Extracted records
☆ ☆ ☆ ☆
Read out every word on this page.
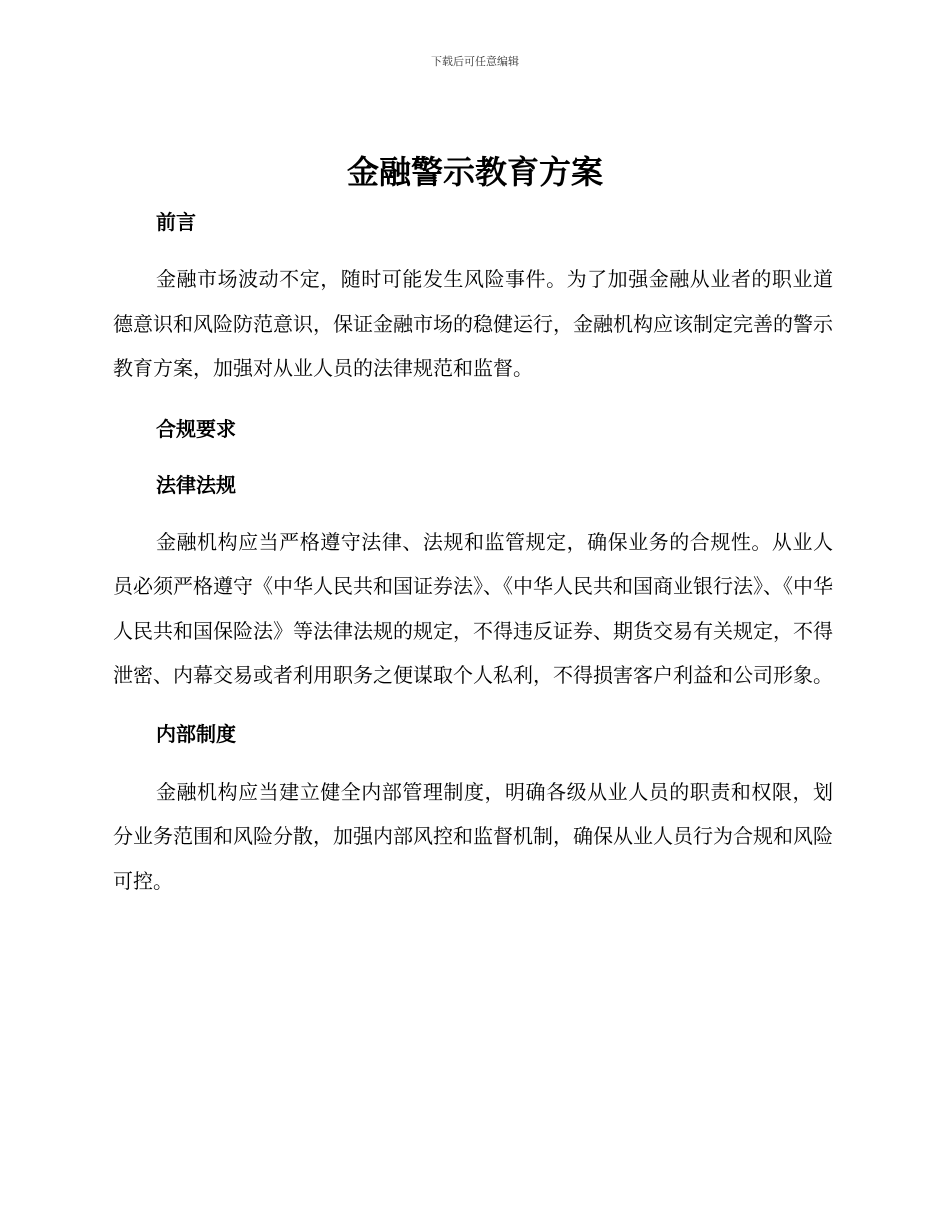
下载后可任意编辑
金融警示教育方案

前言

金融市场波动不定，随时可能发生风险事件。为了加强金融从业者的职业道德意识和风险防范意识，保证金融市场的稳健运行，金融机构应该制定完善的警示教育方案，加强对从业人员的法律规范和监督。

合规要求

法律法规

金融机构应当严格遵守法律、法规和监管规定，确保业务的合规性。从业人员必须严格遵守《中华人民共和国证券法》、《中华人民共和国商业银行法》、《中华人民共和国保险法》等法律法规的规定，不得违反证券、期货交易有关规定，不得泄密、内幕交易或者利用职务之便谋取个人私利，不得损害客户利益和公司形象。

内部制度

金融机构应当建立健全内部管理制度，明确各级从业人员的职责和权限，划分业务范围和风险分散，加强内部风控和监督机制，确保从业人员行为合规和风险可控。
☆ ☆ ☆ ☆
◆ Exercise requirements ◆
Output the data above without changes, apart from leaving out the pictures.

◆ Output ◆
Read out every word on this page.
下载后可任意编辑
金融警示教育方案

前言

金融市场波动不定，随时可能发生风险事件。为了加强金融从业者的职业道德意识和风险防范意识，保证金融市场的稳健运行，金融机构应该制定完善的警示教育方案，加强对从业人员的法律规范和监督。

合规要求

法律法规

金融机构应当严格遵守法律、法规和监管规定，确保业务的合规性。从业人员必须严格遵守《中华人民共和国证券法》、《中华人民共和国商业银行法》、《中华人民共和国保险法》等法律法规的规定，不得违反证券、期货交易有关规定，不得泄密、内幕交易或者利用职务之便谋取个人私利，不得损害客户利益和公司形象。

内部制度

金融机构应当建立健全内部管理制度，明确各级从业人员的职责和权限，划分业务范围和风险分散，加强内部风控和监督机制，确保从业人员行为合规和风险可控。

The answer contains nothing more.